PROBLEM TO SOLVE
Search the entries below. Return every line that has "tagline" in it.

(Dataset listings of figures)
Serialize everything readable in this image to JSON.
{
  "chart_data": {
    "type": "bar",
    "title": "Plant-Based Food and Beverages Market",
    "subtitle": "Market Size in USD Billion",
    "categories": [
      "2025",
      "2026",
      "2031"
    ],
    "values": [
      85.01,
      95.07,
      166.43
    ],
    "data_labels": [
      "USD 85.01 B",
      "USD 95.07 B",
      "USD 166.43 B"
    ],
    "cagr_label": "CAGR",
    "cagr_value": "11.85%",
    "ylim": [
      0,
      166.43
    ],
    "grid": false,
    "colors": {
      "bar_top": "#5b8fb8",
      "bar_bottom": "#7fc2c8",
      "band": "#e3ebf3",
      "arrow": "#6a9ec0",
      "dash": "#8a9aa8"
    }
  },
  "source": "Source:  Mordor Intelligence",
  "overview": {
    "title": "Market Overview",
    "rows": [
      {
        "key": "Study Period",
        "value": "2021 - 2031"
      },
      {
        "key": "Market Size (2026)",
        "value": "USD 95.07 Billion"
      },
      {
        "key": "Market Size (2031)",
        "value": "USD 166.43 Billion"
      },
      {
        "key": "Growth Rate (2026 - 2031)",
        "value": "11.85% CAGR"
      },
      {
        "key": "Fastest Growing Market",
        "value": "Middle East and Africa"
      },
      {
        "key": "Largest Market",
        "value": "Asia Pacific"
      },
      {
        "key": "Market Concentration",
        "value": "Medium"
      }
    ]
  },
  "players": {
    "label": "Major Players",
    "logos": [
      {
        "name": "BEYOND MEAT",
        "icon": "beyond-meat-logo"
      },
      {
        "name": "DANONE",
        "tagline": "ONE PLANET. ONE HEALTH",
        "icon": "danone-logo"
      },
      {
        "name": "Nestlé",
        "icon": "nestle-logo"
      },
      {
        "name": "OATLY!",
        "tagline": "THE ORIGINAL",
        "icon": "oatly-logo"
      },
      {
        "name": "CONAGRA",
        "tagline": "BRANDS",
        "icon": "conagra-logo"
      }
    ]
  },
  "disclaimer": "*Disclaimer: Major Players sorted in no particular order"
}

WRITTEN ANSWER
        "tagline": "ONE PLANET. ONE HEALTH",
        "tagline": "THE ORIGINAL",
        "tagline": "BRANDS",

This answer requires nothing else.